Task to complete:
Below are the records; copy each line in them that holds the word "screenshot".

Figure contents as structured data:
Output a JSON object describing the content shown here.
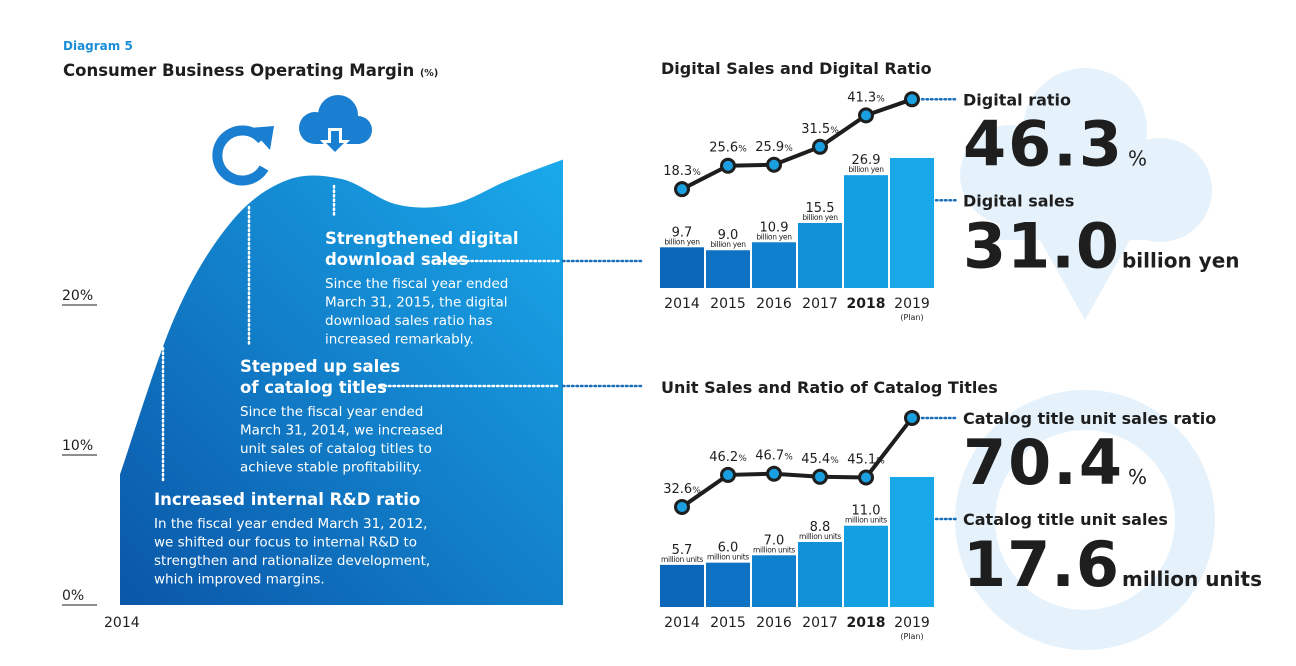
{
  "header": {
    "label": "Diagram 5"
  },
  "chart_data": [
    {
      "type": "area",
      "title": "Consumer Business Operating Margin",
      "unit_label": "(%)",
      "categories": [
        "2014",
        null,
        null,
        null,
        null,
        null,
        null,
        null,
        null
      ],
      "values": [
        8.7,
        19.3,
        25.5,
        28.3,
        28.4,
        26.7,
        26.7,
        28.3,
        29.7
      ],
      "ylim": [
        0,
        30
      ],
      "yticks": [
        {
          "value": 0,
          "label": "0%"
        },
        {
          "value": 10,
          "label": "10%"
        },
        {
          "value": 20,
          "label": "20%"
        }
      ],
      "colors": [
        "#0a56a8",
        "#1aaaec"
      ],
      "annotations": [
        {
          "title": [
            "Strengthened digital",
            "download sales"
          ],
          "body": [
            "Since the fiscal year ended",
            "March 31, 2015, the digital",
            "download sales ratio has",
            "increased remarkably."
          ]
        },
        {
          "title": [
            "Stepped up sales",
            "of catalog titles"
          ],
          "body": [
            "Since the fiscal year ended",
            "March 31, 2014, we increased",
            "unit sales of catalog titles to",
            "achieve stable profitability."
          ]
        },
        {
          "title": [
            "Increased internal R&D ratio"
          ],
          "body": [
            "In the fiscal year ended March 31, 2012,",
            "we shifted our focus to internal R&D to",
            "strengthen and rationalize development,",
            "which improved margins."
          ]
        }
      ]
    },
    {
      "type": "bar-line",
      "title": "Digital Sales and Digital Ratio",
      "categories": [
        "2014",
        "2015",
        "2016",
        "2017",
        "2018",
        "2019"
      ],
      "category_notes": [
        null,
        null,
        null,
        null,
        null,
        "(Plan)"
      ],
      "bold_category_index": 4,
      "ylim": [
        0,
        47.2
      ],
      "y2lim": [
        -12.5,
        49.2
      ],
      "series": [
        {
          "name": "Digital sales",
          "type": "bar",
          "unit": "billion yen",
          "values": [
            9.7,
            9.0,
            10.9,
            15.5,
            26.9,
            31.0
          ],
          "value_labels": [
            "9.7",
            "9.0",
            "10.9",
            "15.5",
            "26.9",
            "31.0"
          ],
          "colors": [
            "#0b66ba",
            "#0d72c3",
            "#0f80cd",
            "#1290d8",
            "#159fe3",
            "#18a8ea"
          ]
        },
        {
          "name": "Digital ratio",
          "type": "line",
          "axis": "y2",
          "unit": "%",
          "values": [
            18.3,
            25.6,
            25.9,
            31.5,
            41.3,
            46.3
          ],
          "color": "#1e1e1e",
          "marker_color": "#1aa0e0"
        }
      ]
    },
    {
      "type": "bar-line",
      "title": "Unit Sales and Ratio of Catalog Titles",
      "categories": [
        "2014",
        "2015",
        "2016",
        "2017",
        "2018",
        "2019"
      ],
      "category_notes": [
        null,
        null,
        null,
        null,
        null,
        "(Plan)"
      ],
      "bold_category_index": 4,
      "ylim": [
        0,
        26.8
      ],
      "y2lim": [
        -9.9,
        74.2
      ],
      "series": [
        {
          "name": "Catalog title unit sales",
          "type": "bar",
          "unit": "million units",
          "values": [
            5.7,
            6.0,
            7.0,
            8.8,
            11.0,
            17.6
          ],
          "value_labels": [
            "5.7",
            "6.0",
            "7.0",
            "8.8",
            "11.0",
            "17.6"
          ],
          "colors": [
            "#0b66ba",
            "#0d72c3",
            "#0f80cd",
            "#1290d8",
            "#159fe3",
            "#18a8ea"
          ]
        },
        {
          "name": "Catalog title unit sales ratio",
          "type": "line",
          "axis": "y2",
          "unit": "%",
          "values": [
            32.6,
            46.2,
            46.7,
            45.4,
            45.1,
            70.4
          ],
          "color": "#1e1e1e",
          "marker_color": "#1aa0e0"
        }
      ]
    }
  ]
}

--

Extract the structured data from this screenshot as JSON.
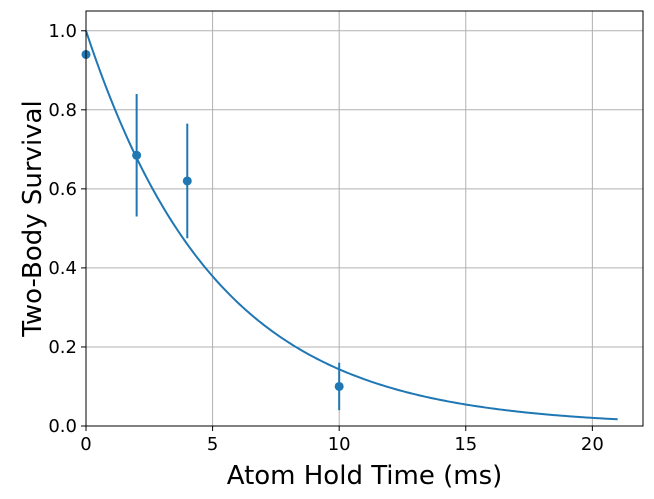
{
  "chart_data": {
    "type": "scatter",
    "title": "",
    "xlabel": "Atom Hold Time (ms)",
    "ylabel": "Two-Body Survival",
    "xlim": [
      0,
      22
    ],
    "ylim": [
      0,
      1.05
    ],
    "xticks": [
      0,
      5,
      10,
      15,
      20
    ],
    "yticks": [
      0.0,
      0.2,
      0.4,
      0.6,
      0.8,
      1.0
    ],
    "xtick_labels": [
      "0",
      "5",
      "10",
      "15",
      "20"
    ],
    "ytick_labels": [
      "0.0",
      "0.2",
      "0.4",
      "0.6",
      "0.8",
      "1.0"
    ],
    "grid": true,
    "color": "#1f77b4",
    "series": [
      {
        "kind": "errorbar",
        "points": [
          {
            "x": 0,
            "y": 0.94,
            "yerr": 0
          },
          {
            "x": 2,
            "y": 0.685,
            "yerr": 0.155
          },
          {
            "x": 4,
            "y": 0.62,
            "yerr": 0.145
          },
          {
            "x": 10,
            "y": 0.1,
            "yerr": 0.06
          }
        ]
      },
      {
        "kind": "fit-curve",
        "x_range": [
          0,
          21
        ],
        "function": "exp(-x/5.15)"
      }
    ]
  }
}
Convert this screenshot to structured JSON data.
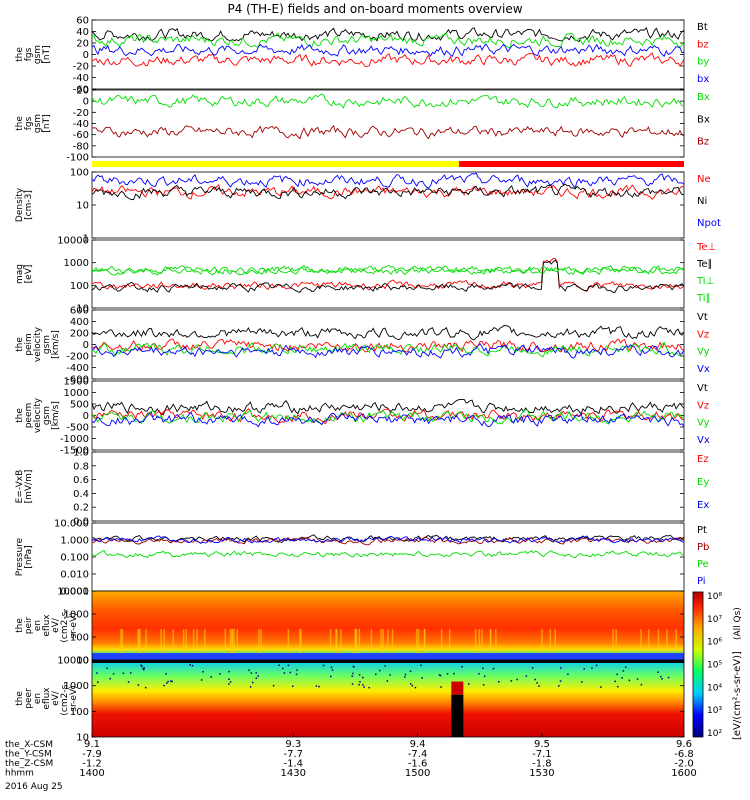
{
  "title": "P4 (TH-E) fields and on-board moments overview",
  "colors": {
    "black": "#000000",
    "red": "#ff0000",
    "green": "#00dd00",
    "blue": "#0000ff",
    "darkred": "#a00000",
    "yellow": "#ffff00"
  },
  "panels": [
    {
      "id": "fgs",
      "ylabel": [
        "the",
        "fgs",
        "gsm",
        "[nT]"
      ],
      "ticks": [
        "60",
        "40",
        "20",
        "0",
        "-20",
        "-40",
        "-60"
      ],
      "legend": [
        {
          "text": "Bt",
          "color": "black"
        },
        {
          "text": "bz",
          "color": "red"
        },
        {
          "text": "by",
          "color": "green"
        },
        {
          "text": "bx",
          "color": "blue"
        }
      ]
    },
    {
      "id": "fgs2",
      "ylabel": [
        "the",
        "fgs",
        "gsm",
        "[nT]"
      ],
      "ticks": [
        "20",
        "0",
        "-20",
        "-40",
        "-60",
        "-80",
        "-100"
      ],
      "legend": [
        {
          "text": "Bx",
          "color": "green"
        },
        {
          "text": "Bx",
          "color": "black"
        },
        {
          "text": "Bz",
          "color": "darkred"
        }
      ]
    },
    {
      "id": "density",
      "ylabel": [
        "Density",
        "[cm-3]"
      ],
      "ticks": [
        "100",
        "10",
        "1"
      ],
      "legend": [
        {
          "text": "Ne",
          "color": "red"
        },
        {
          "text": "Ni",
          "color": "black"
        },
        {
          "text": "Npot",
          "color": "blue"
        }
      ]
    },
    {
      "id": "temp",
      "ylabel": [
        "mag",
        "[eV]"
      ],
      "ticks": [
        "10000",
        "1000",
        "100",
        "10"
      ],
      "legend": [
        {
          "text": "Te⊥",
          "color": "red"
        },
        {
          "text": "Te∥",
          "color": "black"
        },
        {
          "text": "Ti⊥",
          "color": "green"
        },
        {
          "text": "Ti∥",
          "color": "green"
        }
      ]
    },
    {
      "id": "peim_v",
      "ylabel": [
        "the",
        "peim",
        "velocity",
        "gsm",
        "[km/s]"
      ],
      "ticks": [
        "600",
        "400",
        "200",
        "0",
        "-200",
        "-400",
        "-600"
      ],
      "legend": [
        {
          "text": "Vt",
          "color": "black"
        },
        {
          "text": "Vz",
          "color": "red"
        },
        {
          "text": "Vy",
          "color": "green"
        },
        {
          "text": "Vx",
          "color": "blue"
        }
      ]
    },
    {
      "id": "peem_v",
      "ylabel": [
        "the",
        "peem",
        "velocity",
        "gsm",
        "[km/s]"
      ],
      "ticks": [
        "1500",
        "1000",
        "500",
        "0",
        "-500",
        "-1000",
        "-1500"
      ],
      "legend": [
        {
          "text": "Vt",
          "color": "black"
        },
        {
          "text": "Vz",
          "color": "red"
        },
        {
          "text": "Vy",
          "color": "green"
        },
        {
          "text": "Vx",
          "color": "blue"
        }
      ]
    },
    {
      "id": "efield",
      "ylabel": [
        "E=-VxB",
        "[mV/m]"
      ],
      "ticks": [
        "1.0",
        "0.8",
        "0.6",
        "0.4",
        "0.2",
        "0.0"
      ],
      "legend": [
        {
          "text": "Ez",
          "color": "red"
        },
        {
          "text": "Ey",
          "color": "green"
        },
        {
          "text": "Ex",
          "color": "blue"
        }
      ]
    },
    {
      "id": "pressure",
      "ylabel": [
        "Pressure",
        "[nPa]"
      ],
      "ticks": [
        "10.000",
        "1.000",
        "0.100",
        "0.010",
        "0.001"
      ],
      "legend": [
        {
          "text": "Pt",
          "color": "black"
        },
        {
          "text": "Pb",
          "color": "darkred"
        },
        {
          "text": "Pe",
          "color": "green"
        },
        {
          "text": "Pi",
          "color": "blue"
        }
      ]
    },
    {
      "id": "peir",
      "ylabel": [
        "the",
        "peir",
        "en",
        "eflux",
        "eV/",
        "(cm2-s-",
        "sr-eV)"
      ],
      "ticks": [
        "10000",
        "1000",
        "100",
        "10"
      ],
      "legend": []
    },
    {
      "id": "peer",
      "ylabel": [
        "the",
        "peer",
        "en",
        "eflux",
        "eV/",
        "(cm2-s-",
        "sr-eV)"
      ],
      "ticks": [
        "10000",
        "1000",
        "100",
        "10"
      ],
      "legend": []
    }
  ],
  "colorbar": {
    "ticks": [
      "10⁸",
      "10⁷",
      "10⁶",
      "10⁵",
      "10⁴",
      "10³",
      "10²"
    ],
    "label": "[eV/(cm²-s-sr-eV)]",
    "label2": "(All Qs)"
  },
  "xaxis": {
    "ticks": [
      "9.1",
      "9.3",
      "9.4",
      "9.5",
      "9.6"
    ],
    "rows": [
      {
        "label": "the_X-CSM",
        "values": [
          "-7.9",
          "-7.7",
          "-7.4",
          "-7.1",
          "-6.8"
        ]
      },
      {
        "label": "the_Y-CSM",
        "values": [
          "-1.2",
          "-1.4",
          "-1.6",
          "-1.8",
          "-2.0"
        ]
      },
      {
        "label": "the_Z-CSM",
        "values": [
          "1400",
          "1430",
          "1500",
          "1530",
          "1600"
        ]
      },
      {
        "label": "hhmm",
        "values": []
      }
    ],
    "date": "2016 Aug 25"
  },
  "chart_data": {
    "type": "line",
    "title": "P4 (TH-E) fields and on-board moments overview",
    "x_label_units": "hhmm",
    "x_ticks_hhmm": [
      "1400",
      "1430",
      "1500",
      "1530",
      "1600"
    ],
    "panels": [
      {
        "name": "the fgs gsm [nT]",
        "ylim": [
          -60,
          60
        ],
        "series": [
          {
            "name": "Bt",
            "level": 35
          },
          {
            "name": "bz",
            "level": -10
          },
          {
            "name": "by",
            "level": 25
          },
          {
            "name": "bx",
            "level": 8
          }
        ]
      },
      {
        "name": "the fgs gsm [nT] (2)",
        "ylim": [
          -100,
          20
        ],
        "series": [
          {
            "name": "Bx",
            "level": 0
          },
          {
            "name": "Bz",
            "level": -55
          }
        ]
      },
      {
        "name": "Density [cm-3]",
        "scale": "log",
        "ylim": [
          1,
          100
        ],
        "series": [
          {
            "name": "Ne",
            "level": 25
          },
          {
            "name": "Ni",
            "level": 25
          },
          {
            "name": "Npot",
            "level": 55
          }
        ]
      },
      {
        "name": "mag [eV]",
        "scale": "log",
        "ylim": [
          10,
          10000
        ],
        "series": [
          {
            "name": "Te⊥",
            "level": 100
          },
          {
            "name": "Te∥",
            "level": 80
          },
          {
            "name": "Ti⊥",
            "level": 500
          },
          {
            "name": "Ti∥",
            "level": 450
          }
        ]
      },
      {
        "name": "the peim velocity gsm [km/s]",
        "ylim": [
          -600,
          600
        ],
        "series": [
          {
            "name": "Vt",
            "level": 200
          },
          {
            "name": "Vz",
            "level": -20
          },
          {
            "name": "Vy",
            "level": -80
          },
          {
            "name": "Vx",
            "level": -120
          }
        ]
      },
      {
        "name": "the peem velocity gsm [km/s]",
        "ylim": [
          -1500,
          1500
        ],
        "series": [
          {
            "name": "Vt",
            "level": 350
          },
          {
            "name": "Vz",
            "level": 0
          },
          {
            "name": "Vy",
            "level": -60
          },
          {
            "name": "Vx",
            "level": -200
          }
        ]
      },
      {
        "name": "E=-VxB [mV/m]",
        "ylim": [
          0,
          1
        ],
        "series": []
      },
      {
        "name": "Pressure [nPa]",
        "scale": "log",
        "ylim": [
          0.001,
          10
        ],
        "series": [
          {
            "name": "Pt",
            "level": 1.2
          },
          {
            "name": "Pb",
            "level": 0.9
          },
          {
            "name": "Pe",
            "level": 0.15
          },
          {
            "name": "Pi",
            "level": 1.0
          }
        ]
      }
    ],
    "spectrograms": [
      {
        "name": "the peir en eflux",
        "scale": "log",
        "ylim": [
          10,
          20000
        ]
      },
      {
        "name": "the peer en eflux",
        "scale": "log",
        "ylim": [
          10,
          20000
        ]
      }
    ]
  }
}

--

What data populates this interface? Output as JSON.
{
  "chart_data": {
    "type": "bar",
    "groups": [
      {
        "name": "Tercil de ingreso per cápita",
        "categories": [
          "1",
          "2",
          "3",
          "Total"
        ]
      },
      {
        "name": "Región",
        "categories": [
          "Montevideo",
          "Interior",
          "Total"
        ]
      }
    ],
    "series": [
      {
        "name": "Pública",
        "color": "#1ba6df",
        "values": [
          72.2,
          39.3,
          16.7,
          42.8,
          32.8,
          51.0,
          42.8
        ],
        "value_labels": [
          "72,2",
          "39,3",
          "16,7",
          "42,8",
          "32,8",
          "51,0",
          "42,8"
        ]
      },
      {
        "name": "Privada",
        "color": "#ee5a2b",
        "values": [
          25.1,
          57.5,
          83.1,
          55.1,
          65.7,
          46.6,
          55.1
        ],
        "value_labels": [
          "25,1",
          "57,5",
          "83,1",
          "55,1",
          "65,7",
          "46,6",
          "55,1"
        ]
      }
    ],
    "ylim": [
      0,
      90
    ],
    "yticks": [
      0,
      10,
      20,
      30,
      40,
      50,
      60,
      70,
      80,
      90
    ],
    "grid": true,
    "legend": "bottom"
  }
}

Answer in full:
Extract the structured data from this screenshot as JSON.
Convert this screenshot to structured JSON data.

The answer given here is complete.